__Working data__:
---+---
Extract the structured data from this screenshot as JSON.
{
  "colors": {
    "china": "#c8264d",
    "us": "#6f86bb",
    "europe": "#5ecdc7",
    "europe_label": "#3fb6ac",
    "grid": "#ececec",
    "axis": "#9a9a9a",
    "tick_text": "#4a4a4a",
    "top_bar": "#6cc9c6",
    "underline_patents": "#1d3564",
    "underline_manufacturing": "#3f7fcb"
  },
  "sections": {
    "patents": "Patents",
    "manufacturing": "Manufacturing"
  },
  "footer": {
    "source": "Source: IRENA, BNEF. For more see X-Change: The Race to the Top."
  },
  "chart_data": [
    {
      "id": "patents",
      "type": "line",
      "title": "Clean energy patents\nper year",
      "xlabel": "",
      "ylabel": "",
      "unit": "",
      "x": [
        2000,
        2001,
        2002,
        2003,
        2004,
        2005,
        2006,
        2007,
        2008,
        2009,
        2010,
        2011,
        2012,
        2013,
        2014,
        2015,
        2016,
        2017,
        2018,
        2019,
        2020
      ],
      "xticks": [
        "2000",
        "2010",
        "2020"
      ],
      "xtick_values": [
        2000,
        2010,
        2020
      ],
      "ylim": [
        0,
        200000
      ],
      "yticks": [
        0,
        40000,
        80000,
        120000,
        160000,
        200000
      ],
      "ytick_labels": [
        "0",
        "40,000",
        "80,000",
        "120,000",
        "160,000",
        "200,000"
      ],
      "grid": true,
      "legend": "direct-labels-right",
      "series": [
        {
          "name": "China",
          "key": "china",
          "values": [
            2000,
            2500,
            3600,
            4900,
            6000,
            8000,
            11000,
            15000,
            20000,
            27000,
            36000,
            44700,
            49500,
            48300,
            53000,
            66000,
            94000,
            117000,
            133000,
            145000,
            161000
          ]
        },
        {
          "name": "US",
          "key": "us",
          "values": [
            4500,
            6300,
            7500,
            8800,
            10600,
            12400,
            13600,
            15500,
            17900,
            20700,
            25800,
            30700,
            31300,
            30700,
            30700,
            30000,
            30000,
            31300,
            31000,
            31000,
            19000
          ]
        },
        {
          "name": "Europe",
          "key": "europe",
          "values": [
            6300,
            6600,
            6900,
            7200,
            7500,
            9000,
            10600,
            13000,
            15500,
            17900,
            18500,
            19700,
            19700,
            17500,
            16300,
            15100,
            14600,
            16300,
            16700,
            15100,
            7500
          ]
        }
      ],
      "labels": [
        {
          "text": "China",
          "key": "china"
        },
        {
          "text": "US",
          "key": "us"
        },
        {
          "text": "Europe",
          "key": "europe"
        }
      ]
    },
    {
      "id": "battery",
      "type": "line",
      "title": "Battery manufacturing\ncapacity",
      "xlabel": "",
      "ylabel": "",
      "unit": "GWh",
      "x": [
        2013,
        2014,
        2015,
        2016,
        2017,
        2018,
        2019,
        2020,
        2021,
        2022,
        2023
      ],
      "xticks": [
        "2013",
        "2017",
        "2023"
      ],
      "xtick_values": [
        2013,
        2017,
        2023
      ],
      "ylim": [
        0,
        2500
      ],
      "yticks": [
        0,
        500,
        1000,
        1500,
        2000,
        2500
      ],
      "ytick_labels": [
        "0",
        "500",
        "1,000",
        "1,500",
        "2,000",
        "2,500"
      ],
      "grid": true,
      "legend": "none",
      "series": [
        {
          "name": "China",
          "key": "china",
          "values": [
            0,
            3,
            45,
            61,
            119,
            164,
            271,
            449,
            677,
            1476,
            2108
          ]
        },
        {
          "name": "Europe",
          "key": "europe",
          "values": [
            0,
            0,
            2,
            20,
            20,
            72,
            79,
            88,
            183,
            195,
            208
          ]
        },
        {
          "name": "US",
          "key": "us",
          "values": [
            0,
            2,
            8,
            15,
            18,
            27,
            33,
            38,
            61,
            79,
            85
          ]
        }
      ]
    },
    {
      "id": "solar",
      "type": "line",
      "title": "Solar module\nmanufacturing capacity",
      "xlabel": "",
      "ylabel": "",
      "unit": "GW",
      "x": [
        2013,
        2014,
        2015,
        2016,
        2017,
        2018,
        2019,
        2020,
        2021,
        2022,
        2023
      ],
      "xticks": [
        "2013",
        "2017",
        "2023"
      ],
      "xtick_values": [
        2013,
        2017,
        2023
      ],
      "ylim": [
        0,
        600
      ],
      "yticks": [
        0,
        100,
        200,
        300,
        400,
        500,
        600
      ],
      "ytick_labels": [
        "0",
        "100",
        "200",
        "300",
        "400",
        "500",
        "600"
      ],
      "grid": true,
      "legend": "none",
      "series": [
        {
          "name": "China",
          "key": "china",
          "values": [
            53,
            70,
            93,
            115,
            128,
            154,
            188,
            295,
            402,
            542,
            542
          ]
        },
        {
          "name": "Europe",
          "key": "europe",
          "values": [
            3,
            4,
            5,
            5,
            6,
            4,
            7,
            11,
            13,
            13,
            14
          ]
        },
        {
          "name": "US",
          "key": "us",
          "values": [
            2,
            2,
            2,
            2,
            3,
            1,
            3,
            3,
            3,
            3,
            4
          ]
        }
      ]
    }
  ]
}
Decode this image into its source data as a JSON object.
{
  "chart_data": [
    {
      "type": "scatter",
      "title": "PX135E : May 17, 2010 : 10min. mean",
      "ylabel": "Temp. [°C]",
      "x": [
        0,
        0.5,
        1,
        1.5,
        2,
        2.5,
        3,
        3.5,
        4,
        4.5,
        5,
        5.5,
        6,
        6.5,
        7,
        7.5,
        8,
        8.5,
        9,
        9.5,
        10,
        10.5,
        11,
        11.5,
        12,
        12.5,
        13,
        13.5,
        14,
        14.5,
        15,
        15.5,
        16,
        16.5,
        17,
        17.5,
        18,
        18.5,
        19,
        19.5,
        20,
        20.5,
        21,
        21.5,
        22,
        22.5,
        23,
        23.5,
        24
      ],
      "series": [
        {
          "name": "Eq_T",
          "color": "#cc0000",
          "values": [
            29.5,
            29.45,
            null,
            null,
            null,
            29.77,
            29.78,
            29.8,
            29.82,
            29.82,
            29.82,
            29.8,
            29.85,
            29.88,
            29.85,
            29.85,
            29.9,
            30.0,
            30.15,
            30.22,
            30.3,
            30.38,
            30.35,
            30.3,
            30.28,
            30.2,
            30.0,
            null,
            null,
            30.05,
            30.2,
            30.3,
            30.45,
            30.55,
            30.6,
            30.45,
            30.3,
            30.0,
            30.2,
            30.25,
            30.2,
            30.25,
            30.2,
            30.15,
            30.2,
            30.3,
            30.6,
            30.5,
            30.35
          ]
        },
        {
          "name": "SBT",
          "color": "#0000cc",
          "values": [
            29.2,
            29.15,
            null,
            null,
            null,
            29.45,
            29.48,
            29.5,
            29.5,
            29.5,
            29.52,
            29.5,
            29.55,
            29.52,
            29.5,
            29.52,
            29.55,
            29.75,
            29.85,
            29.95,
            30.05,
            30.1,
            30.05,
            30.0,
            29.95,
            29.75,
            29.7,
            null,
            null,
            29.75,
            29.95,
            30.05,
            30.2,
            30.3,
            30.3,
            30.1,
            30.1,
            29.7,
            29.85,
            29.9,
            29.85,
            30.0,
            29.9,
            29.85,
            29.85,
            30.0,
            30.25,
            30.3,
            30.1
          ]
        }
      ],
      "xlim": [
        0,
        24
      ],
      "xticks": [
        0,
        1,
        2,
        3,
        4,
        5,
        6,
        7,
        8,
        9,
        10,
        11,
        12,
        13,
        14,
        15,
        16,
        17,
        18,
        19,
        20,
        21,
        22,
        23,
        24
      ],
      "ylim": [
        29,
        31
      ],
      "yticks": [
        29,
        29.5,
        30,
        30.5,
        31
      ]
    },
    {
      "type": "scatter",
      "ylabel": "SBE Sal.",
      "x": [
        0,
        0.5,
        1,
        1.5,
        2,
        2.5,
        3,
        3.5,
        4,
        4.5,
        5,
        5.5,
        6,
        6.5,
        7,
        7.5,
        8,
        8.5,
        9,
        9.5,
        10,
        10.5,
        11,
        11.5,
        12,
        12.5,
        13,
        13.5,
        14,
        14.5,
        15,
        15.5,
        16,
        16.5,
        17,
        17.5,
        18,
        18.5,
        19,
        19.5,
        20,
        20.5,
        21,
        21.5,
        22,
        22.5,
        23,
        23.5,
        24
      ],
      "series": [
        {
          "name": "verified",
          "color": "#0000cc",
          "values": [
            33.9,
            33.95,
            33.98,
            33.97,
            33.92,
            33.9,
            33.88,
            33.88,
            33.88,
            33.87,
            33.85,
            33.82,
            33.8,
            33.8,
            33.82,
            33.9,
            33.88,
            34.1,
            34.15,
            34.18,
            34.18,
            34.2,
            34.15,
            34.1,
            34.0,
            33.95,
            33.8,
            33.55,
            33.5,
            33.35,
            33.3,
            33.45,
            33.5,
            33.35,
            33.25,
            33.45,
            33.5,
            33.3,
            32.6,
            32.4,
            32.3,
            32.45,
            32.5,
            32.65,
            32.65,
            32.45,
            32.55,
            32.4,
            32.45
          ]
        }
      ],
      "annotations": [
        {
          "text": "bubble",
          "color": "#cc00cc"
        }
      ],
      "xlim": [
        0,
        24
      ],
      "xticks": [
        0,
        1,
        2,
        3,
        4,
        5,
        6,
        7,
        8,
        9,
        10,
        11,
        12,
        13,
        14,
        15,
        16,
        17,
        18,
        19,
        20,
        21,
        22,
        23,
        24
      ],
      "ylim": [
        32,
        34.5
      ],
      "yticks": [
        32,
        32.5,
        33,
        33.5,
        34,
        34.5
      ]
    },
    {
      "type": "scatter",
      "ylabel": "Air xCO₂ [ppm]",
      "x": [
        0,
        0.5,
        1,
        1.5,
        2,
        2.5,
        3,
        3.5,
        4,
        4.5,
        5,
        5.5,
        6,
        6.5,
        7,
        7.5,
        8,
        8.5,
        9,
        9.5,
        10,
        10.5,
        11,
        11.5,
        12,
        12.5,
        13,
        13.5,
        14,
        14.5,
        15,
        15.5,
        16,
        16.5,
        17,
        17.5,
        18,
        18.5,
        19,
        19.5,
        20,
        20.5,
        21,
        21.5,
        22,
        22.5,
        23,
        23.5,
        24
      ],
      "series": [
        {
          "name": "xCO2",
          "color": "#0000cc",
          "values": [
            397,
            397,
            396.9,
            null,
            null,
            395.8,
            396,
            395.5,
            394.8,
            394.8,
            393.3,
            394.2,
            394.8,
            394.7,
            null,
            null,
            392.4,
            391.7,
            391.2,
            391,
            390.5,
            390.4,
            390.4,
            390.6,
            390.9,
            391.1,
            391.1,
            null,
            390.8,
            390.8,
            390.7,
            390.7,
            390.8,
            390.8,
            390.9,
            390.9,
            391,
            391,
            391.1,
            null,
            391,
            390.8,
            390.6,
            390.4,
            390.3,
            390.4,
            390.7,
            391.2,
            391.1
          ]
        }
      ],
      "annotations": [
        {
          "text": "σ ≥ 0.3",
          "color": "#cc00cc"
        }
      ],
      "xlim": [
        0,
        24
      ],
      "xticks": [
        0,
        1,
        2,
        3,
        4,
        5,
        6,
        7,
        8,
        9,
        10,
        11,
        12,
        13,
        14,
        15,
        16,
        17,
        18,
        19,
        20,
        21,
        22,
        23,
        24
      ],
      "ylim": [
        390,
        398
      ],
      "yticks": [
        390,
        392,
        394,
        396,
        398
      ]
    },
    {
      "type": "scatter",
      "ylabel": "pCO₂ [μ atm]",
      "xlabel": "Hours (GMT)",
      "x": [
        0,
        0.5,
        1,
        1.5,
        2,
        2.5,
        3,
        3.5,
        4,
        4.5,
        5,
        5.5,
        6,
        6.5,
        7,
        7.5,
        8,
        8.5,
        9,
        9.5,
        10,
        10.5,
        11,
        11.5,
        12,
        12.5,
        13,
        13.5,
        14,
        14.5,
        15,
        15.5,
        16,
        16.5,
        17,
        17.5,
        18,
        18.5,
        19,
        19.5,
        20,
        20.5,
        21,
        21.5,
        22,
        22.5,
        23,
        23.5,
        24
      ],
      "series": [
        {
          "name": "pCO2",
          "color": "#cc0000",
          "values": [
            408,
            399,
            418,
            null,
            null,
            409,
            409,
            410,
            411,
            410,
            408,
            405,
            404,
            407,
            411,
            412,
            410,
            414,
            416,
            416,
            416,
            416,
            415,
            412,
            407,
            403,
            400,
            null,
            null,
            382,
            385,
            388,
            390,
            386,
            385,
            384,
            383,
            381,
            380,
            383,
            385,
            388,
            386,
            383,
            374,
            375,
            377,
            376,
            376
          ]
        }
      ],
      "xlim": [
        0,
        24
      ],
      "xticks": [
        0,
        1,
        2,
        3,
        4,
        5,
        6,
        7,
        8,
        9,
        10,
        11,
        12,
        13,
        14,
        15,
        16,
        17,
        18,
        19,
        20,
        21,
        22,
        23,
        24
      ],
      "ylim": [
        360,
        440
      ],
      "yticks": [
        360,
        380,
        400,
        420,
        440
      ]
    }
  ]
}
---+---
__Stated task__: Pull out every line holding "source" from the records above, and copy it.

__The reply__:
    "source": "Source: IRENA, BNEF. For more see X-Change: The Race to the Top."
Decode this image into its source data as a JSON object.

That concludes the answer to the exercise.